• _RECORDS FOR THIS TASK_
## Begin

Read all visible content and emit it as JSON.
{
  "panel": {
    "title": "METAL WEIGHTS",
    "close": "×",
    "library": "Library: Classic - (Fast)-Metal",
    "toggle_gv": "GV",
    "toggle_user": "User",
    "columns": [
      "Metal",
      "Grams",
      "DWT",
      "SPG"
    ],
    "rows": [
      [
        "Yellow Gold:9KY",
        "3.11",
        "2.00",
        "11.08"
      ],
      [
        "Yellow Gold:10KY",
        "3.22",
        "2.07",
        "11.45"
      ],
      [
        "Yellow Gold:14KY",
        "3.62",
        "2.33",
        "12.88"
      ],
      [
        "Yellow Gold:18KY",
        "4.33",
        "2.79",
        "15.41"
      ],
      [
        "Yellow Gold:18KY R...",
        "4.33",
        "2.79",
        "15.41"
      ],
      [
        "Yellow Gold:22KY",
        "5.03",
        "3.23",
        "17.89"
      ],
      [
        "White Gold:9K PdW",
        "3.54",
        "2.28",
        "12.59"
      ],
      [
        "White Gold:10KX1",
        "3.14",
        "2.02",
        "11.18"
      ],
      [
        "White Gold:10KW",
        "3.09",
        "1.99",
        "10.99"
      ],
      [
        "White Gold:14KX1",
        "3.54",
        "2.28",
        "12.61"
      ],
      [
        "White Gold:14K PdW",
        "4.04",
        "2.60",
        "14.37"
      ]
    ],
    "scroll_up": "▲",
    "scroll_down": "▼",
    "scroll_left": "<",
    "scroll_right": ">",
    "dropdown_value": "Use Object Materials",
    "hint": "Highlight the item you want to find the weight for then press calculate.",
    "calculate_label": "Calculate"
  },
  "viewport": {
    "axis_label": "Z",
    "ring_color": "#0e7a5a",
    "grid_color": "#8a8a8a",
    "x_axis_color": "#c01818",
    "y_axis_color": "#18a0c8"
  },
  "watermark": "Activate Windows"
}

## End

• _WRITTEN PROBLEM_
Tally the lines of the data that contain the string "Gold" and report the total alone.

• _SOLUTION TO THE EXERCISE_
11